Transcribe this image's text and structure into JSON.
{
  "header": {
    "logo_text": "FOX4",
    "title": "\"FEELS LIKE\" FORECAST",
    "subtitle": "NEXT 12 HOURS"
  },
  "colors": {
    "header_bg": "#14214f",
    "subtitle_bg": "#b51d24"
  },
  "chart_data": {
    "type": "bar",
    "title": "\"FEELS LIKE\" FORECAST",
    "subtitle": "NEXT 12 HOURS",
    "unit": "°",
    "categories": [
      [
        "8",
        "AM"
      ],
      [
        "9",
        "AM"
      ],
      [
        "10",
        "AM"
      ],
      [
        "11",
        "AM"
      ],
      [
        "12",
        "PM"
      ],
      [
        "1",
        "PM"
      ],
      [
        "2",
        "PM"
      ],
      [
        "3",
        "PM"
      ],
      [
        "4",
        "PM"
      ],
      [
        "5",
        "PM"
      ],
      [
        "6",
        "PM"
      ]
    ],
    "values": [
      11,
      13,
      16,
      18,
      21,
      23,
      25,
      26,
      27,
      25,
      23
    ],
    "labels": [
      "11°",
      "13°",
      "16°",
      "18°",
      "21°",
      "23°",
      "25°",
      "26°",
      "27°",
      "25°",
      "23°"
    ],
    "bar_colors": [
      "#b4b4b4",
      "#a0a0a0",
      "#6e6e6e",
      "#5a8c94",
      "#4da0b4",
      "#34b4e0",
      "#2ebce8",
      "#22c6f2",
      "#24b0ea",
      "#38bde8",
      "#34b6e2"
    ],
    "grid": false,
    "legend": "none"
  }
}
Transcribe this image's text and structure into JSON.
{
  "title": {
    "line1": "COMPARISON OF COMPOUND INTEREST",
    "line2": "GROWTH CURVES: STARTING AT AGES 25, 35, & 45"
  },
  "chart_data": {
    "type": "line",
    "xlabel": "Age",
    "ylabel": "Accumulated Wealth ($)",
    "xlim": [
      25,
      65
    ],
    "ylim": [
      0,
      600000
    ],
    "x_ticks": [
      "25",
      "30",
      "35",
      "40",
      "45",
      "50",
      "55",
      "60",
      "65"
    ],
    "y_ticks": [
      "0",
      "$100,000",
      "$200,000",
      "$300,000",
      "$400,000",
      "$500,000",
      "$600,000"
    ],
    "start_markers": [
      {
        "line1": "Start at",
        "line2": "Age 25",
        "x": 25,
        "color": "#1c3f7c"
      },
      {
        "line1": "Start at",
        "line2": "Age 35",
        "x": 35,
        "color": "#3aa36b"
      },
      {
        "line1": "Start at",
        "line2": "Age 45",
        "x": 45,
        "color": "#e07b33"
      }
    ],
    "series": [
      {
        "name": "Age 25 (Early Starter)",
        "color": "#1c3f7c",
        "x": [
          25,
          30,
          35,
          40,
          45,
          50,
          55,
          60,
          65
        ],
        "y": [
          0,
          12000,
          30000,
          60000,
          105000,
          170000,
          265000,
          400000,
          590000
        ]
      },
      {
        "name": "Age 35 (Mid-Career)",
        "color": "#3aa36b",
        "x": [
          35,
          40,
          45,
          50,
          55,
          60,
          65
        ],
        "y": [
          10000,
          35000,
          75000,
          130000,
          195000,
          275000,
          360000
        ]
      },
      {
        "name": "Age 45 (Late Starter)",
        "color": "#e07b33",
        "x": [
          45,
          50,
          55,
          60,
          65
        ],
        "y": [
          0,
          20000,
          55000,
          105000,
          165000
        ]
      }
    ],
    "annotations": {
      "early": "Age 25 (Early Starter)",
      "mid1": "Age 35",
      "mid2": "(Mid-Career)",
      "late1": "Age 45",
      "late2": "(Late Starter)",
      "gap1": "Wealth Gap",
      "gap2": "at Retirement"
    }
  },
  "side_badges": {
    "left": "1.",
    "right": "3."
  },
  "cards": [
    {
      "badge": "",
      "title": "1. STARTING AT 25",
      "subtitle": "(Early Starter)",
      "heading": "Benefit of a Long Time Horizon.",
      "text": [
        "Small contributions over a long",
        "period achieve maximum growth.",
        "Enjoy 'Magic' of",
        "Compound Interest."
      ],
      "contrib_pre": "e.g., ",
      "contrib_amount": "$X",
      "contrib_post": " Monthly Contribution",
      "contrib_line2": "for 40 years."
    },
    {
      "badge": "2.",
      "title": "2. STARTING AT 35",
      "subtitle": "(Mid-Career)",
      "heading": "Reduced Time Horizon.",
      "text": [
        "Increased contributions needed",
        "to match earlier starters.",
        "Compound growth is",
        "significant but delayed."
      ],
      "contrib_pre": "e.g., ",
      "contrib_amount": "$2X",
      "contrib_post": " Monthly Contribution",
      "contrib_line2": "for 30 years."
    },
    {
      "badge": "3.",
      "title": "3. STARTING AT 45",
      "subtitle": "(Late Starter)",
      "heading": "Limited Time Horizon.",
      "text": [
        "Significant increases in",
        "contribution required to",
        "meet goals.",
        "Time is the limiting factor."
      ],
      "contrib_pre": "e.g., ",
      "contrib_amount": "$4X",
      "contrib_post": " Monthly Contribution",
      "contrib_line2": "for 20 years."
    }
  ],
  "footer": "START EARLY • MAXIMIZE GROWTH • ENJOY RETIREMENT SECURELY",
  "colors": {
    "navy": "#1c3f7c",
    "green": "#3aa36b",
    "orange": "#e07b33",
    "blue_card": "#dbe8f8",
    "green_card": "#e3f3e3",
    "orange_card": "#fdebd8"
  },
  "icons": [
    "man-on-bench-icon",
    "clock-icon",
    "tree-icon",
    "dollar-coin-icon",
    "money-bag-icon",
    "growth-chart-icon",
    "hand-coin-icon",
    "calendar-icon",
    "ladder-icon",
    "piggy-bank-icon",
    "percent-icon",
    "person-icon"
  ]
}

Goal — Examine the records and report how many lines contain the string "contributions". Only the number should be given.

Problem solution — 2